#### Data provided

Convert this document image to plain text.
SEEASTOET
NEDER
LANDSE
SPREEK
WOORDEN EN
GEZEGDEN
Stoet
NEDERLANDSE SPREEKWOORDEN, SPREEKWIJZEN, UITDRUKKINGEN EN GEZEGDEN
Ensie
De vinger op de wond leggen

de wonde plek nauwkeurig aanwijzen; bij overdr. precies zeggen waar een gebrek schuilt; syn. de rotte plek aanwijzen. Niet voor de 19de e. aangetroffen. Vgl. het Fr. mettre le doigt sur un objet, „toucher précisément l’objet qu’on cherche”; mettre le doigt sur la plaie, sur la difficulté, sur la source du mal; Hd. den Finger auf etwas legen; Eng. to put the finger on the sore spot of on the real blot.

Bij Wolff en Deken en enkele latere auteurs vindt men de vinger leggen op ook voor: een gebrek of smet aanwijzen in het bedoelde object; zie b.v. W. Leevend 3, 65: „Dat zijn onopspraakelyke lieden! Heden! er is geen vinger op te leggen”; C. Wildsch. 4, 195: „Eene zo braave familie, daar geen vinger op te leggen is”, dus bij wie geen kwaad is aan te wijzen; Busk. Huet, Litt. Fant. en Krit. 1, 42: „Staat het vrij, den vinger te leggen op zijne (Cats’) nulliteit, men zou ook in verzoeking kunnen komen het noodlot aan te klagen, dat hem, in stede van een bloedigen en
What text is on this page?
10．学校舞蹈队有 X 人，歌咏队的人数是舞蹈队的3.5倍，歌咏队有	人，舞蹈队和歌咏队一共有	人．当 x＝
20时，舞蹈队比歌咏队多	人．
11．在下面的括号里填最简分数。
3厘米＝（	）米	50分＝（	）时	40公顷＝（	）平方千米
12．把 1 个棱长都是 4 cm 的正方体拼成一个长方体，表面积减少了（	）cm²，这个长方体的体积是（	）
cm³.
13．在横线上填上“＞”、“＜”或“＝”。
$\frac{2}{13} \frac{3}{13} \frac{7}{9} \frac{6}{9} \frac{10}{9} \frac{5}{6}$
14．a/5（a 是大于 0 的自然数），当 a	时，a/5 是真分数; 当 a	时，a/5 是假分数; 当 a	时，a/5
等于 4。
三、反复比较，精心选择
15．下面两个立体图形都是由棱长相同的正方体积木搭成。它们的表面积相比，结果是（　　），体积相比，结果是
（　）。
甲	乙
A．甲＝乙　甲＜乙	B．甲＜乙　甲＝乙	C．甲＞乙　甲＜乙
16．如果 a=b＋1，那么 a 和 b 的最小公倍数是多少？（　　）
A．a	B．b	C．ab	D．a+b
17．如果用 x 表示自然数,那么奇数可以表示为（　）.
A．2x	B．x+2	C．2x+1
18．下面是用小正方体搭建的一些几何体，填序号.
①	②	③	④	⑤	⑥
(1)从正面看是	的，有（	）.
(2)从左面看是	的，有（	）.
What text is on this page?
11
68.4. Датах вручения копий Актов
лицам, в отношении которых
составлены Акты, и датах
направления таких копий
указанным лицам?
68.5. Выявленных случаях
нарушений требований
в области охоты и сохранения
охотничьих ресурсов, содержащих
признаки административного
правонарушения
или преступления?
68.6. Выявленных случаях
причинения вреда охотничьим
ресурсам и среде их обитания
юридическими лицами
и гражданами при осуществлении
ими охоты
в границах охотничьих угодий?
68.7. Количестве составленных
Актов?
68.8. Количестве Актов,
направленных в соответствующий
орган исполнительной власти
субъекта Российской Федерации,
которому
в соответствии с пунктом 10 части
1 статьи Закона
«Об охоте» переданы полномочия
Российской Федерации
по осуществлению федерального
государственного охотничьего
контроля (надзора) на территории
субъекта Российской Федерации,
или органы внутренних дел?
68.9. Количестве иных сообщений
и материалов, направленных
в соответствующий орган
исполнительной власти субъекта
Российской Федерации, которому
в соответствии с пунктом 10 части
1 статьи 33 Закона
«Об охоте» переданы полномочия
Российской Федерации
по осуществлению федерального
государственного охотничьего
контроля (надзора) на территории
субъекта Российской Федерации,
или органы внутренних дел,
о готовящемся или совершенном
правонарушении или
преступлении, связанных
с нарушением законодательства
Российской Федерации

########

Your task |
Using the listing above, show each line holding the string "voor".

Reply |
de wonde plek nauwkeurig aanwijzen; bij overdr. precies zeggen waar een gebrek schuilt; syn. de rotte plek aanwijzen. Niet voor de 19de e. aangetroffen. Vgl. het Fr. mettre le doigt sur un objet, „toucher précisément l’objet qu’on cherche”; mettre le doigt sur la plaie, sur la difficulté, sur la source du mal; Hd. den Finger auf etwas legen; Eng. to put the finger on the sore spot of on the real blot.
Bij Wolff en Deken en enkele latere auteurs vindt men de vinger leggen op ook voor: een gebrek of smet aanwijzen in het bedoelde object; zie b.v. W. Leevend 3, 65: „Dat zijn onopspraakelyke lieden! Heden! er is geen vinger op te leggen”; C. Wildsch. 4, 195: „Eene zo braave familie, daar geen vinger op te leggen is”, dus bij wie geen kwaad is aan te wijzen; Busk. Huet, Litt. Fant. en Krit. 1, 42: „Staat het vrij, den vinger te leggen op zijne (Cats’) nulliteit, men zou ook in verzoeking kunnen komen het noodlot aan te klagen, dat hem, in stede van een bloedigen en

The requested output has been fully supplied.